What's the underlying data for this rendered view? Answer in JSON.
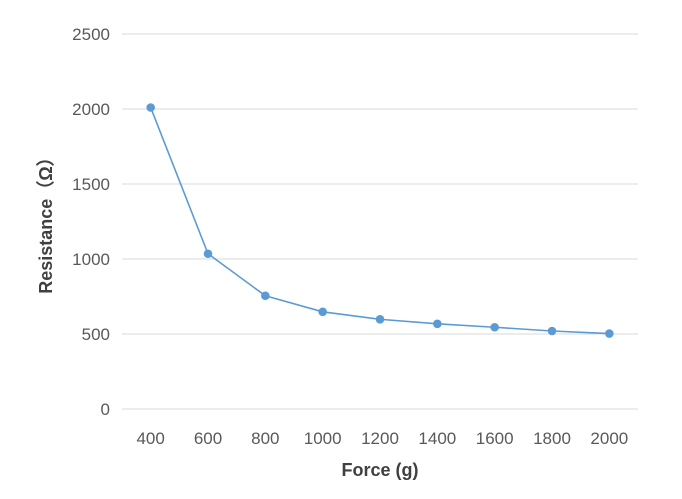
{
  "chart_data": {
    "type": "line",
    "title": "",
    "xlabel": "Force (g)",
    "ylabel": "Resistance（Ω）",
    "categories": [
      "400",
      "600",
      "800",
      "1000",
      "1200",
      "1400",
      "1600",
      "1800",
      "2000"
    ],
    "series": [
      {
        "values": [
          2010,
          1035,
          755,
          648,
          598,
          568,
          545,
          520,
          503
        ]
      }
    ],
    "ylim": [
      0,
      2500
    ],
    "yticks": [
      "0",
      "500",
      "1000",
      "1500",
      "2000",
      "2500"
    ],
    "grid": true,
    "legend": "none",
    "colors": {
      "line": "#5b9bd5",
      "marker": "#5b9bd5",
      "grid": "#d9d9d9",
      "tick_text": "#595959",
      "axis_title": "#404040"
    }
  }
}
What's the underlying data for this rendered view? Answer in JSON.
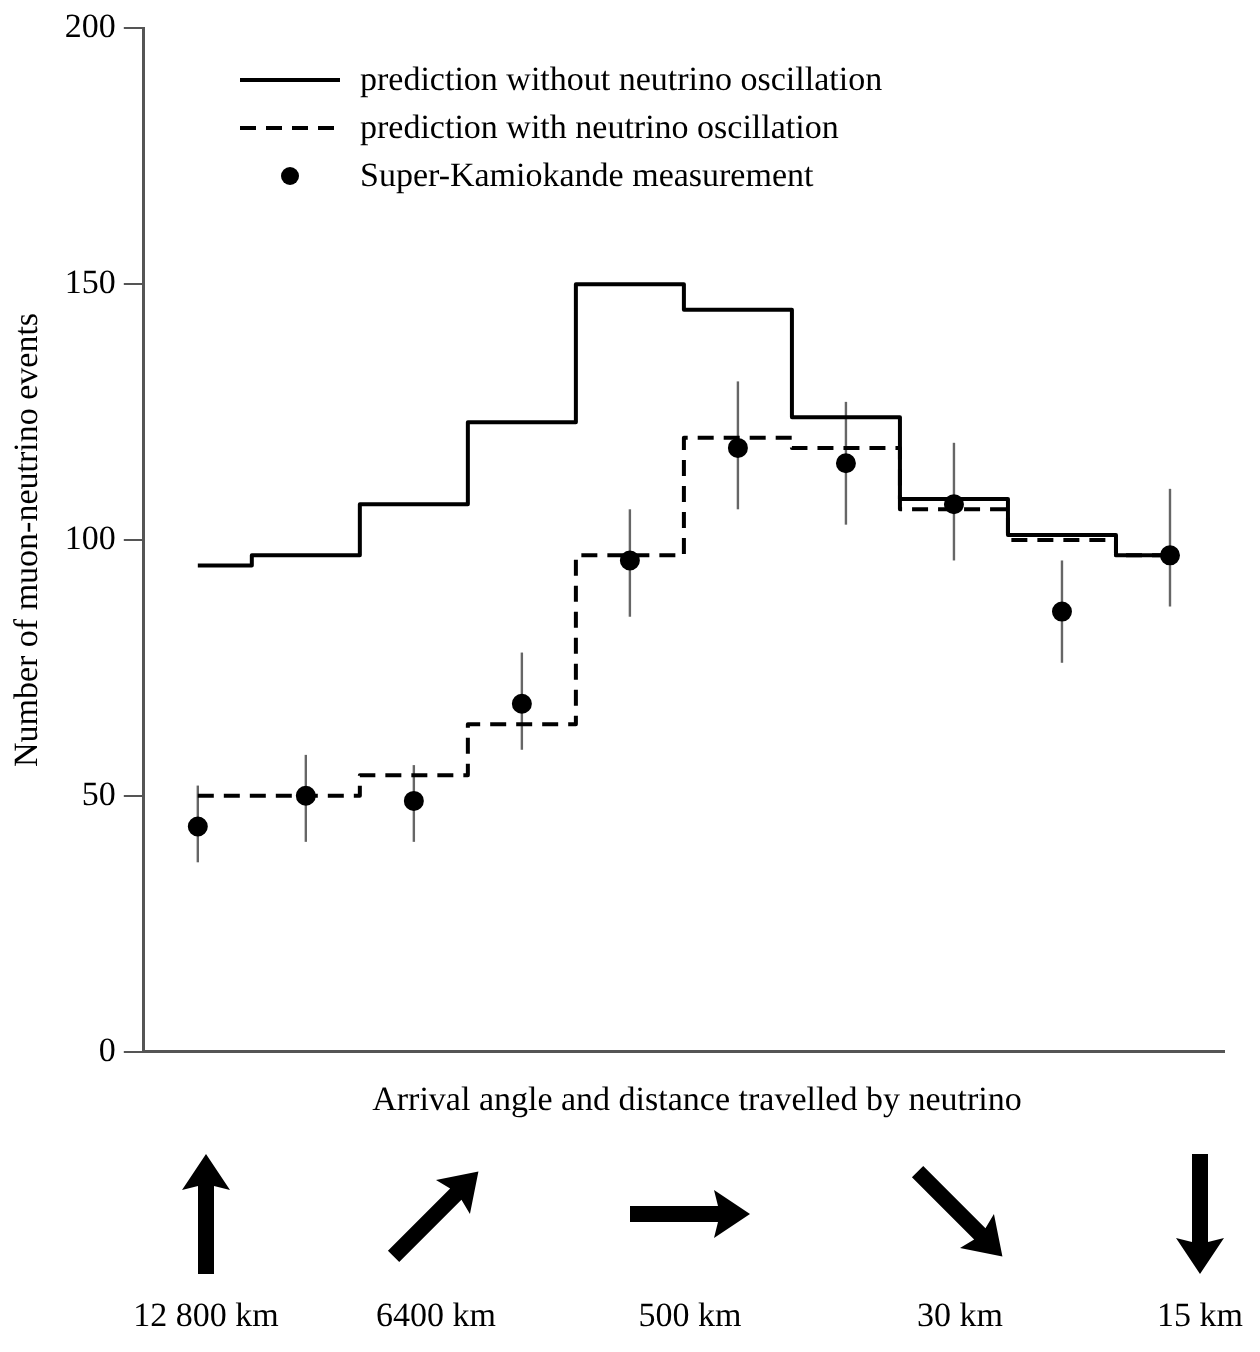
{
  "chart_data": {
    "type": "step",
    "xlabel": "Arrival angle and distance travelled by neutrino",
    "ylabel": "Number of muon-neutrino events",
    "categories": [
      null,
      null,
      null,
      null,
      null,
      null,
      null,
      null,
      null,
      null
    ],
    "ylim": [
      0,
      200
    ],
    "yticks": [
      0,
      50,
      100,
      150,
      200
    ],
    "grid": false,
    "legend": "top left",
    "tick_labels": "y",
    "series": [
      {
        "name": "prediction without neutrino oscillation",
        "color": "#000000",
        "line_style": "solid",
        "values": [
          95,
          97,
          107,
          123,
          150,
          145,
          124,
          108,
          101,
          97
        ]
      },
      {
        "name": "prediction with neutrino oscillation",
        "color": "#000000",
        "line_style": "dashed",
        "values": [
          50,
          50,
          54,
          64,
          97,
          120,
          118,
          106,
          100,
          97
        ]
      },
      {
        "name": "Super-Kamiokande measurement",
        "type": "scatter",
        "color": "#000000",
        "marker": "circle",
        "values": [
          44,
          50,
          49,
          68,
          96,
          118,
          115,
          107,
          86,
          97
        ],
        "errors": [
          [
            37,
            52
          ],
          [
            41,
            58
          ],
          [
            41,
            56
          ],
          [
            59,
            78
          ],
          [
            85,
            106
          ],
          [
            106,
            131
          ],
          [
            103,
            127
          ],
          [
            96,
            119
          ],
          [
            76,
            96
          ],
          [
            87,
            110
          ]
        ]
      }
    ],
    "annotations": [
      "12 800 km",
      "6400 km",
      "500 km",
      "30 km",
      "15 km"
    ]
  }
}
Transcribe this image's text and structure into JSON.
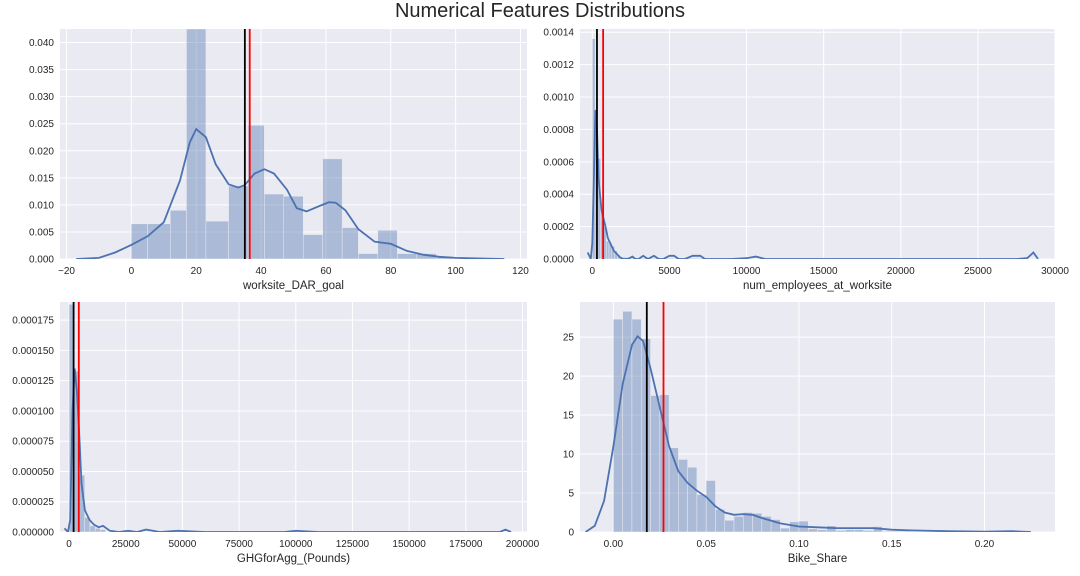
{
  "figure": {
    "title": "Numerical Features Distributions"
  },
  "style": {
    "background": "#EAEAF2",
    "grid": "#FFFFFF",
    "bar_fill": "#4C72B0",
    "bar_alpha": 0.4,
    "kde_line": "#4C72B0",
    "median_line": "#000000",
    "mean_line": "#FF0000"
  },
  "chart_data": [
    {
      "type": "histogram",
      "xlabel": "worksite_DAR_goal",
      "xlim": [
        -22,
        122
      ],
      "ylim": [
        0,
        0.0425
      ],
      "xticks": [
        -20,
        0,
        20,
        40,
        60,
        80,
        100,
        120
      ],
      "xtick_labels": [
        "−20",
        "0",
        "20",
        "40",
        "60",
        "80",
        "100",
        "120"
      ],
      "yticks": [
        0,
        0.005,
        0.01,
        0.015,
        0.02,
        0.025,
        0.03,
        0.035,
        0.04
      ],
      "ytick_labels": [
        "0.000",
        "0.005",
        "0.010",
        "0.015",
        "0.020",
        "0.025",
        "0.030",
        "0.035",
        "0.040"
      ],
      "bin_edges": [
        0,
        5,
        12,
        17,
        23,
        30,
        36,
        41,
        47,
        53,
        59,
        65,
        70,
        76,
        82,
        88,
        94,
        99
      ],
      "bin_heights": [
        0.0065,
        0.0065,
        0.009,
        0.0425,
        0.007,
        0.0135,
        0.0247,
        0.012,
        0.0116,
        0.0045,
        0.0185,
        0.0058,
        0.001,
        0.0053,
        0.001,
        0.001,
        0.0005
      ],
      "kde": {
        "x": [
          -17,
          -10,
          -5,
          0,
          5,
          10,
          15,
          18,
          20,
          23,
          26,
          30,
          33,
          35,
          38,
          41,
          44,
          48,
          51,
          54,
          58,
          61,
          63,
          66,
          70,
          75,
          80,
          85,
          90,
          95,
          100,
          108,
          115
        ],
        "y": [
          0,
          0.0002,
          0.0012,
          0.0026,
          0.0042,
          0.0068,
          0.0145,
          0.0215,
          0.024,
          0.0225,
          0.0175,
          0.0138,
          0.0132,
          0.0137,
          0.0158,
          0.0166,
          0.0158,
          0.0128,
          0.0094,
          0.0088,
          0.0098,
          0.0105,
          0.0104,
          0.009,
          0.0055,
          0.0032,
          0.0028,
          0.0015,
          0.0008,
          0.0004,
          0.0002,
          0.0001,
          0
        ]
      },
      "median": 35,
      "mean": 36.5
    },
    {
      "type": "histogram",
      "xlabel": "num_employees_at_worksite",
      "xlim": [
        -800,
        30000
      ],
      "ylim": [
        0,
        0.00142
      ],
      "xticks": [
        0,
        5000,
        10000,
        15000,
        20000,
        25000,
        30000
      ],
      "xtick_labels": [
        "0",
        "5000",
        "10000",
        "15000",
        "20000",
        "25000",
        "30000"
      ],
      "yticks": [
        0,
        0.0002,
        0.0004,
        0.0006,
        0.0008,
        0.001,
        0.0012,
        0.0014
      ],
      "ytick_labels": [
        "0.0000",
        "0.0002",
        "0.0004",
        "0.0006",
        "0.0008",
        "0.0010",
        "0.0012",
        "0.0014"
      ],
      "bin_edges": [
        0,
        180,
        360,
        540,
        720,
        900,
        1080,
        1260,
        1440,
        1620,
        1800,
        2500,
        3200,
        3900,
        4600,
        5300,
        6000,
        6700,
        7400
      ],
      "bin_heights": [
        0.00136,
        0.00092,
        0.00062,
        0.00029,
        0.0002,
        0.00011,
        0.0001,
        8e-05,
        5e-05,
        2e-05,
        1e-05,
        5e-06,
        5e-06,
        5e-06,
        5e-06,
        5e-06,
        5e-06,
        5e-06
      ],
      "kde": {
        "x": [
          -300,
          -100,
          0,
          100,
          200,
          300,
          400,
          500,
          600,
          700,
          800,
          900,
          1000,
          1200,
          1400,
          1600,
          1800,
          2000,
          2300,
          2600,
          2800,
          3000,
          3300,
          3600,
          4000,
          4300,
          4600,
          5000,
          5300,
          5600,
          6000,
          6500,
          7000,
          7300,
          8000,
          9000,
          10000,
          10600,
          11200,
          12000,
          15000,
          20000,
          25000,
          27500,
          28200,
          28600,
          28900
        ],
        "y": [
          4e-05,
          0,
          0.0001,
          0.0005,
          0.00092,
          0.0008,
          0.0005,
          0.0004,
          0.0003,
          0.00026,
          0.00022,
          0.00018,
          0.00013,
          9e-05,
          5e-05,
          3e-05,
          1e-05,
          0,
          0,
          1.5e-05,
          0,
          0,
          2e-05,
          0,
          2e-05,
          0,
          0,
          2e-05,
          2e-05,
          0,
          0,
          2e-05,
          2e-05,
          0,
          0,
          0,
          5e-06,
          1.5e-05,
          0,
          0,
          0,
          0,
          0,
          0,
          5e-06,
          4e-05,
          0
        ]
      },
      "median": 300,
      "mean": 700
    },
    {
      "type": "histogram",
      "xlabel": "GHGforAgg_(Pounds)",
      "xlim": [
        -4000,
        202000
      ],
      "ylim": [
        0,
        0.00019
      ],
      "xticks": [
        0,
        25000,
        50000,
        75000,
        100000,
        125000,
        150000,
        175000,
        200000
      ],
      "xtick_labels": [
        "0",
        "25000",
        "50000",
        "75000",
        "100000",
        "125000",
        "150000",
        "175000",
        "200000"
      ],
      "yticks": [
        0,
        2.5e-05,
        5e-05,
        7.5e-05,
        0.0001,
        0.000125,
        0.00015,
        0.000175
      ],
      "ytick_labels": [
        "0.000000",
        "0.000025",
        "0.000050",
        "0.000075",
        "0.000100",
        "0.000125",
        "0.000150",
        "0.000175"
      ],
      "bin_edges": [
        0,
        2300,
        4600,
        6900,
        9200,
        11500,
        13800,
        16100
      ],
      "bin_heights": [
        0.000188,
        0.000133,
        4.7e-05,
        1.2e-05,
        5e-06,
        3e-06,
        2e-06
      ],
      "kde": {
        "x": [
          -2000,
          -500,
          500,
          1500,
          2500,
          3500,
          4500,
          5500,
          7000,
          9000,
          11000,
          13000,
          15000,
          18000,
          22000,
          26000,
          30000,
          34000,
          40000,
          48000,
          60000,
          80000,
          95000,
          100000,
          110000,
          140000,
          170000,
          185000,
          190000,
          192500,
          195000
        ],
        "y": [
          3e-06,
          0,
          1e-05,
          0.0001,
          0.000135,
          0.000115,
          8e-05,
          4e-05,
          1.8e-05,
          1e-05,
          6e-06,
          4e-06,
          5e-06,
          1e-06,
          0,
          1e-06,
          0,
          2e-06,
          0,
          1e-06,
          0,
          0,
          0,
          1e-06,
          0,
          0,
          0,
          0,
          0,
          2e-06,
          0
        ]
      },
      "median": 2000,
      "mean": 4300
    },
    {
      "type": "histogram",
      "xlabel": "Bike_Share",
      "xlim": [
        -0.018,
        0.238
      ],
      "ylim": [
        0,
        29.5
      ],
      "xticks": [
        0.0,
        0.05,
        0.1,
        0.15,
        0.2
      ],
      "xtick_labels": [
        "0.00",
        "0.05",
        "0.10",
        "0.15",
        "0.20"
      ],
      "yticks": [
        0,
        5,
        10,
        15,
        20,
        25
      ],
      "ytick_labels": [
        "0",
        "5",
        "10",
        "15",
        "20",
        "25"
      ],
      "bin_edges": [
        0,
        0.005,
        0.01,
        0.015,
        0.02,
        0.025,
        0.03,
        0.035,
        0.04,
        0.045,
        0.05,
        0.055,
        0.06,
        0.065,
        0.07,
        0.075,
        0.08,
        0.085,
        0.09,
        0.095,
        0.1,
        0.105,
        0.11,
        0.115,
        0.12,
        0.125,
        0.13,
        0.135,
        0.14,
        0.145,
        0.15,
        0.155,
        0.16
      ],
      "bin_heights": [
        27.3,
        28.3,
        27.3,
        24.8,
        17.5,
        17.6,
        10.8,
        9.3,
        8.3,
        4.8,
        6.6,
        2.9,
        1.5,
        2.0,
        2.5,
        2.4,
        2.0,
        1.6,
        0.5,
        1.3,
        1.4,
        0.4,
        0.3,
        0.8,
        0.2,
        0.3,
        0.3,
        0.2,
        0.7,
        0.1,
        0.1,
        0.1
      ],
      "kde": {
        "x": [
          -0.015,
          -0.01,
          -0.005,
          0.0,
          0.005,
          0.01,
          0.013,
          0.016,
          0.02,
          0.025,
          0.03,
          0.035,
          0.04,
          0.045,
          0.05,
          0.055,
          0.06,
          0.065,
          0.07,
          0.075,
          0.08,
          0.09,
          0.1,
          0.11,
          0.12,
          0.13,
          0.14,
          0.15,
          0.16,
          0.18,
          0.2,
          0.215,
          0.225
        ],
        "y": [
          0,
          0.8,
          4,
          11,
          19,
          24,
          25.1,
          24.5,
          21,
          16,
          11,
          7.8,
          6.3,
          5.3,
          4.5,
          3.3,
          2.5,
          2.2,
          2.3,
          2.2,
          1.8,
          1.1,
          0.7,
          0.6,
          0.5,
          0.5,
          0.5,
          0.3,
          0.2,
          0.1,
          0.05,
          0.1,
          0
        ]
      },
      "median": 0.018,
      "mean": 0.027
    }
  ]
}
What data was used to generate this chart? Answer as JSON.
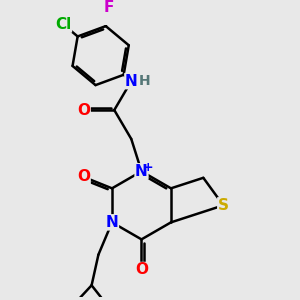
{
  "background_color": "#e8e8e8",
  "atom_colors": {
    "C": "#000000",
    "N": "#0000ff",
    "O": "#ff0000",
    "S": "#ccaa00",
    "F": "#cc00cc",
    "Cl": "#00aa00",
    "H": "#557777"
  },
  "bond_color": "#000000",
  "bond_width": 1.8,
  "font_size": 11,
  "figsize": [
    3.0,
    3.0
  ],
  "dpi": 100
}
····················
▸ STATED TASK: Find all the lines containing "this" in the material, then copy them.

▸ RESULT:
What's the underlying data for this rendered view? Answer in JSON.
What's the underlying data for this rendered view? Answer in JSON.
Transcribe this image's text and structure into JSON.
What data was used to generate this chart? Answer as JSON.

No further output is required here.